======== Provided records

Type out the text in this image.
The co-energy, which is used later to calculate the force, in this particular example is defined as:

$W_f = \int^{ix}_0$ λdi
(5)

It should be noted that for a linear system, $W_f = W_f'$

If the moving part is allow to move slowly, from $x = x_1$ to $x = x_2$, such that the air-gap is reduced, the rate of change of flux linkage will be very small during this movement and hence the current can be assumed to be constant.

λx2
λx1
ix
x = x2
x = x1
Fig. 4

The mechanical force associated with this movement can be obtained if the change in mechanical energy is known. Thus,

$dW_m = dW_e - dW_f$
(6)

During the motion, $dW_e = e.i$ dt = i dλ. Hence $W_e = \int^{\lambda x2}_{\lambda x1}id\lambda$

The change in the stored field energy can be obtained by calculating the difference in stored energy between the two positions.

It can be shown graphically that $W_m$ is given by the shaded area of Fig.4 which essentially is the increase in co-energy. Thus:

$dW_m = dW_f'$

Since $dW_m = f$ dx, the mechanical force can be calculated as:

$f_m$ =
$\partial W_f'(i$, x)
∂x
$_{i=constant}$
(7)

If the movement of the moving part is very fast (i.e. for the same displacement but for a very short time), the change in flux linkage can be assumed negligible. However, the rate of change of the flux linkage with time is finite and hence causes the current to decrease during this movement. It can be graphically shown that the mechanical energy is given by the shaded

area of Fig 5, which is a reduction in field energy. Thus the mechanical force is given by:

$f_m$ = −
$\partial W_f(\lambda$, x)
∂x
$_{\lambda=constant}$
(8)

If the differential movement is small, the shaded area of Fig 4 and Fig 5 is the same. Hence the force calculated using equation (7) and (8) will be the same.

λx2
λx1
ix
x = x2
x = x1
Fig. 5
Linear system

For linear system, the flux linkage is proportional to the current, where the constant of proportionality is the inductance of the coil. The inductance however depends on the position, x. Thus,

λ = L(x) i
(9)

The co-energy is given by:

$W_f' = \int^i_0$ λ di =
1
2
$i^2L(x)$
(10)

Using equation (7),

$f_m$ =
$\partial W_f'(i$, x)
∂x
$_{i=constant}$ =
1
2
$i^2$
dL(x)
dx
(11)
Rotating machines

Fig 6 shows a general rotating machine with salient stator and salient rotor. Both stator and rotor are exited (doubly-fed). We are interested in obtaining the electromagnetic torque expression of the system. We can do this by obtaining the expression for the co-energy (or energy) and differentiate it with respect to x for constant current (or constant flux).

================

▶ _The task_
Pull every line containing the word "same" out of the material and copy it.

▶ _Response to the exercise_
If the movement of the moving part is very fast (i.e. for the same displacement but for a very short time), the change in flux linkage can be assumed negligible. However, the rate of change of the flux linkage with time is finite and hence causes the current to decrease during this movement. It can be graphically shown that the mechanical energy is given by the shaded
If the differential movement is small, the shaded area of Fig 4 and Fig 5 is the same. Hence the force calculated using equation (7) and (8) will be the same.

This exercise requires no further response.